Transcribe the whole listing below without changing a word, but leave out every image.

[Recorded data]

• • • • • • •

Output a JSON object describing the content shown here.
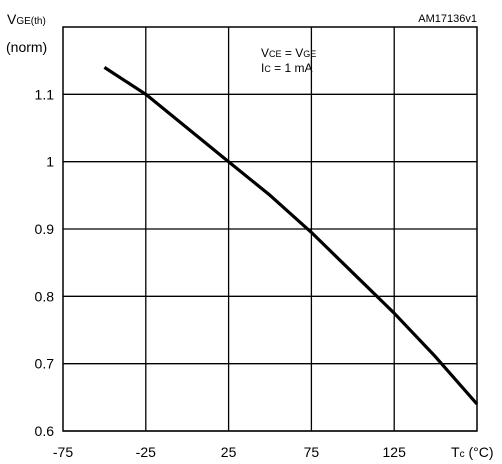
{
  "chart_data": {
    "type": "line",
    "title": "",
    "reference": "AM17136v1",
    "ylabel_main": "V",
    "ylabel_sub": "GE(th)",
    "ylabel_line2": "(norm)",
    "xlabel_main": "T",
    "xlabel_sub": "c",
    "xlabel_unit": " (°C)",
    "annotation": {
      "line1": {
        "p1": "V",
        "s1": "CE",
        "mid": " = V",
        "s2": "GE"
      },
      "line2": {
        "p1": "I",
        "s1": "C",
        "rest": " = 1 mA"
      }
    },
    "xlim": [
      -75,
      175
    ],
    "ylim": [
      0.6,
      1.2
    ],
    "xticks": [
      -75,
      -25,
      25,
      75,
      125
    ],
    "xtick_labels": [
      "-75",
      "-25",
      "25",
      "75",
      "125"
    ],
    "yticks": [
      0.6,
      0.7,
      0.8,
      0.9,
      1.0,
      1.1
    ],
    "ytick_labels": [
      "0.6",
      "0.7",
      "0.8",
      "0.9",
      "1",
      "1.1"
    ],
    "grid": true,
    "series": [
      {
        "x": [
          -50,
          -25,
          0,
          25,
          50,
          75,
          100,
          125,
          150,
          175
        ],
        "y": [
          1.14,
          1.1,
          1.05,
          1.0,
          0.95,
          0.895,
          0.835,
          0.775,
          0.71,
          0.64
        ]
      }
    ]
  }
}
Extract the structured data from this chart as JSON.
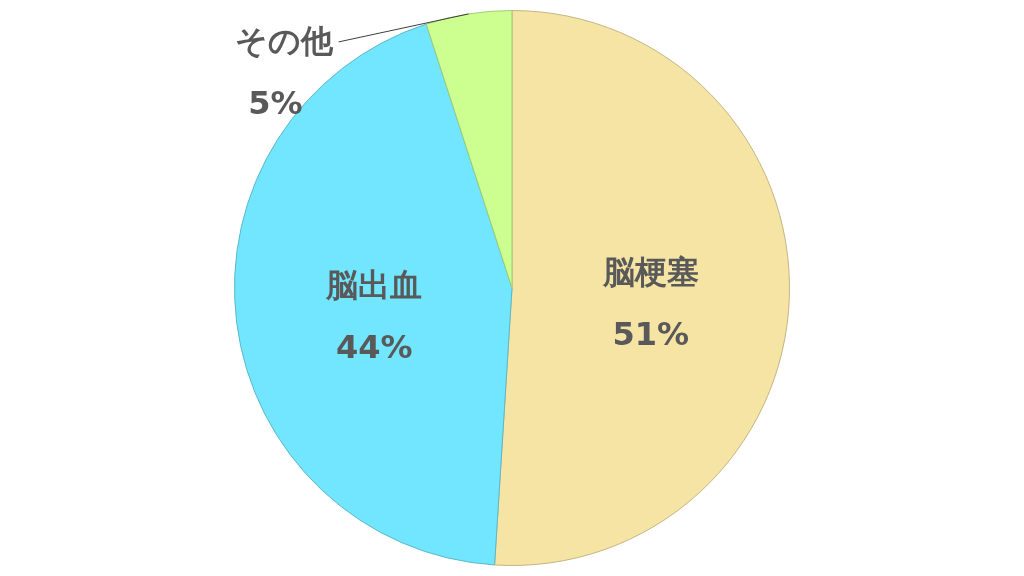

• • • • • • •

*EXERCISE SOLUTION*
Output a JSON object describing the content shown here.
{
  "chart_data": {
    "type": "line",
    "title": "",
    "reference": "AM17136v1",
    "ylabel_main": "V",
    "ylabel_sub": "GE(th)",
    "ylabel_line2": "(norm)",
    "xlabel_main": "T",
    "xlabel_sub": "c",
    "xlabel_unit": " (°C)",
    "annotation": {
      "line1": {
        "p1": "V",
        "s1": "CE",
        "mid": " = V",
        "s2": "GE"
      },
      "line2": {
        "p1": "I",
        "s1": "C",
        "rest": " = 1 mA"
      }
    },
    "xlim": [
      -75,
      175
    ],
    "ylim": [
      0.6,
      1.2
    ],
    "xticks": [
      -75,
      -25,
      25,
      75,
      125
    ],
    "xtick_labels": [
      "-75",
      "-25",
      "25",
      "75",
      "125"
    ],
    "yticks": [
      0.6,
      0.7,
      0.8,
      0.9,
      1.0,
      1.1
    ],
    "ytick_labels": [
      "0.6",
      "0.7",
      "0.8",
      "0.9",
      "1",
      "1.1"
    ],
    "grid": true,
    "series": [
      {
        "x": [
          -50,
          -25,
          0,
          25,
          50,
          75,
          100,
          125,
          150,
          175
        ],
        "y": [
          1.14,
          1.1,
          1.05,
          1.0,
          0.95,
          0.895,
          0.835,
          0.775,
          0.71,
          0.64
        ]
      }
    ]
  }
}
Extract the structured data from this chart as JSON.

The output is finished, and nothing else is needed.